Word for word, copy all the data and drop the pictures.

Records for the exercise:
'''
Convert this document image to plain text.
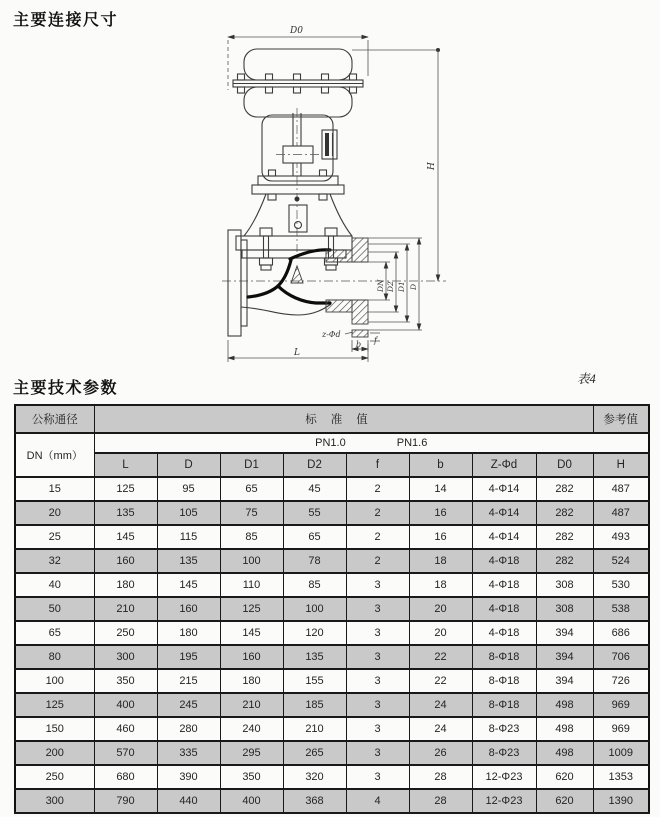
主要连接尺寸
D0
H
DN D2 D1 D
z-Φd
b f
L
主要技术参数
表4
公称通径	标准值								参考值
DN（mm）	PN1.0 PN1.6								
	L	D	D1	D2	f	b	Z-Φd	D0	H
15	125	95	65	45	2	14	4-Φ14	282	487
20	135	105	75	55	2	16	4-Φ14	282	487
25	145	115	85	65	2	16	4-Φ14	282	493
32	160	135	100	78	2	18	4-Φ18	282	524
40	180	145	110	85	3	18	4-Φ18	308	530
50	210	160	125	100	3	20	4-Φ18	308	538
65	250	180	145	120	3	20	4-Φ18	394	686
80	300	195	160	135	3	22	8-Φ18	394	706
100	350	215	180	155	3	22	8-Φ18	394	726
125	400	245	210	185	3	24	8-Φ18	498	969
150	460	280	240	210	3	24	8-Φ23	498	969
200	570	335	295	265	3	26	8-Φ23	498	1009
250	680	390	350	320	3	28	12-Φ23	620	1353
300	790	440	400	368	4	28	12-Φ23	620	1390
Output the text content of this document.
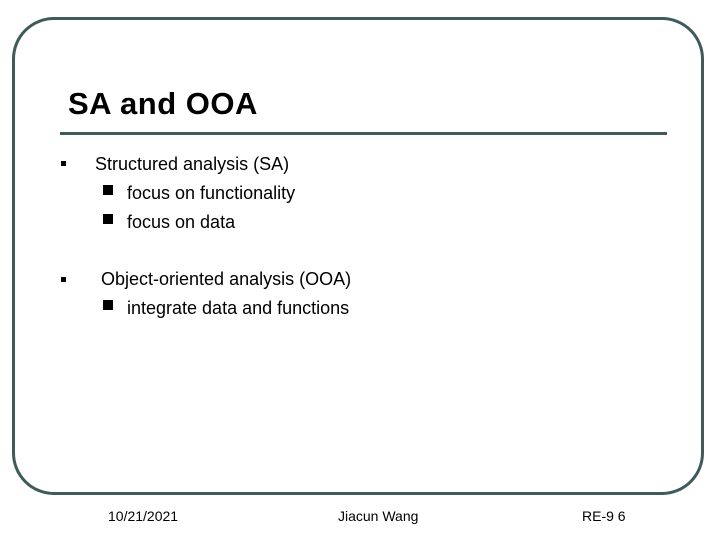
SA and OOA
Structured analysis (SA)
focus on functionality
focus on data
Object-oriented analysis (OOA)
integrate data and functions
10/21/2021	Jiacun Wang	RE-9 6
'''
Response to the task:
Convert this document image to plain text.
主要连接尺寸
D0
H
DN D2 D1 D
z-Φd
b f
L
主要技术参数
表4
公称通径	标准值								参考值
DN（mm）	PN1.0 PN1.6								
	L	D	D1	D2	f	b	Z-Φd	D0	H
15	125	95	65	45	2	14	4-Φ14	282	487
20	135	105	75	55	2	16	4-Φ14	282	487
25	145	115	85	65	2	16	4-Φ14	282	493
32	160	135	100	78	2	18	4-Φ18	282	524
40	180	145	110	85	3	18	4-Φ18	308	530
50	210	160	125	100	3	20	4-Φ18	308	538
65	250	180	145	120	3	20	4-Φ18	394	686
80	300	195	160	135	3	22	8-Φ18	394	706
100	350	215	180	155	3	22	8-Φ18	394	726
125	400	245	210	185	3	24	8-Φ18	498	969
150	460	280	240	210	3	24	8-Φ23	498	969
200	570	335	295	265	3	26	8-Φ23	498	1009
250	680	390	350	320	3	28	12-Φ23	620	1353
300	790	440	400	368	4	28	12-Φ23	620	1390
Output the text content of this document.
SA and OOA
Structured analysis (SA)
focus on functionality
focus on data
Object-oriented analysis (OOA)
integrate data and functions
10/21/2021	Jiacun Wang	RE-9 6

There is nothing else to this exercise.